THE TASK
Identify the lines that contain the string "from" and copy all of them.

ITEMS

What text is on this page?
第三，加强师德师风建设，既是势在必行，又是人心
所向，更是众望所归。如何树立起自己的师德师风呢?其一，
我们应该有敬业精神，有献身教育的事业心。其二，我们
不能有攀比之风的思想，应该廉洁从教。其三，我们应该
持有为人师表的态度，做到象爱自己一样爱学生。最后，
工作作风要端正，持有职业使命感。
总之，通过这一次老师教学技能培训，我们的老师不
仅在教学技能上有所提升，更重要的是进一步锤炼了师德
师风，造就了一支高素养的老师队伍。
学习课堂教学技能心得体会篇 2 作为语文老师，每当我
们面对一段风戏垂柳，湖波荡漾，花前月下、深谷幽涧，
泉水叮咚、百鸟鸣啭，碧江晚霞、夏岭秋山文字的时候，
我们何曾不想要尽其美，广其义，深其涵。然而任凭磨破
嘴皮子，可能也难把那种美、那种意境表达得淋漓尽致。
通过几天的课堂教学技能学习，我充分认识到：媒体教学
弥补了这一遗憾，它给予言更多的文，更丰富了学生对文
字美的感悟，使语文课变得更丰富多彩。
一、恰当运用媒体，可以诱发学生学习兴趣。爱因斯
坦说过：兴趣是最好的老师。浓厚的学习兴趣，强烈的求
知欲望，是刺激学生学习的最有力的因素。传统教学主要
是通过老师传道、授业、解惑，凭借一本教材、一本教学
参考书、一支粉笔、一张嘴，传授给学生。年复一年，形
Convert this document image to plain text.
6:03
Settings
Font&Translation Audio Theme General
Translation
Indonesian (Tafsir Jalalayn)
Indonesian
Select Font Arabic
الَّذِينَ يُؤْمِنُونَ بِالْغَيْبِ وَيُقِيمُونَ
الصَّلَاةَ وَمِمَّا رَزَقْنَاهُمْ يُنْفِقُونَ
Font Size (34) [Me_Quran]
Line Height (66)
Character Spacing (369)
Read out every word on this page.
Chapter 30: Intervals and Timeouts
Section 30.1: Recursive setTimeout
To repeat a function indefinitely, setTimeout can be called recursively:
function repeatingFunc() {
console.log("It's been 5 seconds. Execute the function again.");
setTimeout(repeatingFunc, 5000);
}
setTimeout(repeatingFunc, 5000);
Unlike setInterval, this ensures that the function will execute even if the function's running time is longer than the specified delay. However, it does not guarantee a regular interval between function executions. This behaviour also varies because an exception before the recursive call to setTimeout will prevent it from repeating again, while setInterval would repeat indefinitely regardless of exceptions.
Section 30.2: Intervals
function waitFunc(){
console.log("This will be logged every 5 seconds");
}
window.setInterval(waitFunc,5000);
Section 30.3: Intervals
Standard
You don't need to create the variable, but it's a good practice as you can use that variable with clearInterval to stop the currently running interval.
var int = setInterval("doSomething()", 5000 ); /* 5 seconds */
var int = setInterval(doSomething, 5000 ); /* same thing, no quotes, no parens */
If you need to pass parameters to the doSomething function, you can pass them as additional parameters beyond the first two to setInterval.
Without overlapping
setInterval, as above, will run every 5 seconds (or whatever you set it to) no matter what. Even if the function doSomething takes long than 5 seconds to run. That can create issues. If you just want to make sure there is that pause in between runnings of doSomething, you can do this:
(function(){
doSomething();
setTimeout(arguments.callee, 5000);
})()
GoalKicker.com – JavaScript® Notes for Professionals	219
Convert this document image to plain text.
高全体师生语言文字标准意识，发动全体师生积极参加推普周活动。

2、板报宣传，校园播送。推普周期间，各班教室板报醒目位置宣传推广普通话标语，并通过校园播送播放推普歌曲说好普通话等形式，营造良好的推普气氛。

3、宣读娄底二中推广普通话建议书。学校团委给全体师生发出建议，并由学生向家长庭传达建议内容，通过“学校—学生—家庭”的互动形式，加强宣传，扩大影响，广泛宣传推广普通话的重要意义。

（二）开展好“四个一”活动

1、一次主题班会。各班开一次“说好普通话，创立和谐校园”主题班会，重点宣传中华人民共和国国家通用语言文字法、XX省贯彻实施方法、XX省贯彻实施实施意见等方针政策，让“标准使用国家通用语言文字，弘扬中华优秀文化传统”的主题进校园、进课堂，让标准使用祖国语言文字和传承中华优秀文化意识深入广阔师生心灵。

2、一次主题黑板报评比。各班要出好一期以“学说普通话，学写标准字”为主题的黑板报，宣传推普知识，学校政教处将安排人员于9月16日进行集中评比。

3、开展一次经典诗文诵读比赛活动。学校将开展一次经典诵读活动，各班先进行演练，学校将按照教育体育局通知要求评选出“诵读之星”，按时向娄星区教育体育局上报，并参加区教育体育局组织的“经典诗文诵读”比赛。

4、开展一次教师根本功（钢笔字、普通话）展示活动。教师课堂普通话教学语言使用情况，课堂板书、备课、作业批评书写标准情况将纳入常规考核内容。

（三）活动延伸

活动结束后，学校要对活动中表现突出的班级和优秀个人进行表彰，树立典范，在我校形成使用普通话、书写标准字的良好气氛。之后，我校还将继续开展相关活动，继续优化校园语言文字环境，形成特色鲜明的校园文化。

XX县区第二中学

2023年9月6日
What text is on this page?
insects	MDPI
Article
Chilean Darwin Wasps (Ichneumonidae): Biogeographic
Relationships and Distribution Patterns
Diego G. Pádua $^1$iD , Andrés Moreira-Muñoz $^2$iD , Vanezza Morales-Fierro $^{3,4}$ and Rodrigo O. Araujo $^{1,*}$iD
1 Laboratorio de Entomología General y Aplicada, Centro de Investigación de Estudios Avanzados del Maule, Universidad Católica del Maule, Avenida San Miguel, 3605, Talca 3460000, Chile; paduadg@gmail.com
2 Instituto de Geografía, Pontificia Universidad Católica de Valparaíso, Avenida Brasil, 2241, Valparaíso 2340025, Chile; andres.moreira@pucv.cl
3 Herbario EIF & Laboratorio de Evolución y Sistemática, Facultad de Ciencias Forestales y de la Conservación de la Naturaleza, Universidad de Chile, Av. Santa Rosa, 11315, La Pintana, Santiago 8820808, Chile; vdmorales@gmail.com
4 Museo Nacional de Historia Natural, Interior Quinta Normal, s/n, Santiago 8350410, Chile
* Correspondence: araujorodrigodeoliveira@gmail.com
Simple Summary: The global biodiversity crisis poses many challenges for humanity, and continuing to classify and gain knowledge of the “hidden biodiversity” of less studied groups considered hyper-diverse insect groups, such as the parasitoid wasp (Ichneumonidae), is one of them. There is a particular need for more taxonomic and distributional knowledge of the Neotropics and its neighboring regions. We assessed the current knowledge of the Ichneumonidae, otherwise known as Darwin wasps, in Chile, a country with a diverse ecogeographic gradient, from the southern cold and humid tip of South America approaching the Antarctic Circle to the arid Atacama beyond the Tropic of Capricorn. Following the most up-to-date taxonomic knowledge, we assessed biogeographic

RESULT BELOW
Unlike setInterval, this ensures that the function will execute even if the function's running time is longer than the specified delay. However, it does not guarantee a regular interval between function executions. This behaviour also varies because an exception before the recursive call to setTimeout will prevent it from repeating again, while setInterval would repeat indefinitely regardless of exceptions.
Simple Summary: The global biodiversity crisis poses many challenges for humanity, and continuing to classify and gain knowledge of the “hidden biodiversity” of less studied groups considered hyper-diverse insect groups, such as the parasitoid wasp (Ichneumonidae), is one of them. There is a particular need for more taxonomic and distributional knowledge of the Neotropics and its neighboring regions. We assessed the current knowledge of the Ichneumonidae, otherwise known as Darwin wasps, in Chile, a country with a diverse ecogeographic gradient, from the southern cold and humid tip of South America approaching the Antarctic Circle to the arid Atacama beyond the Tropic of Capricorn. Following the most up-to-date taxonomic knowledge, we assessed biogeographic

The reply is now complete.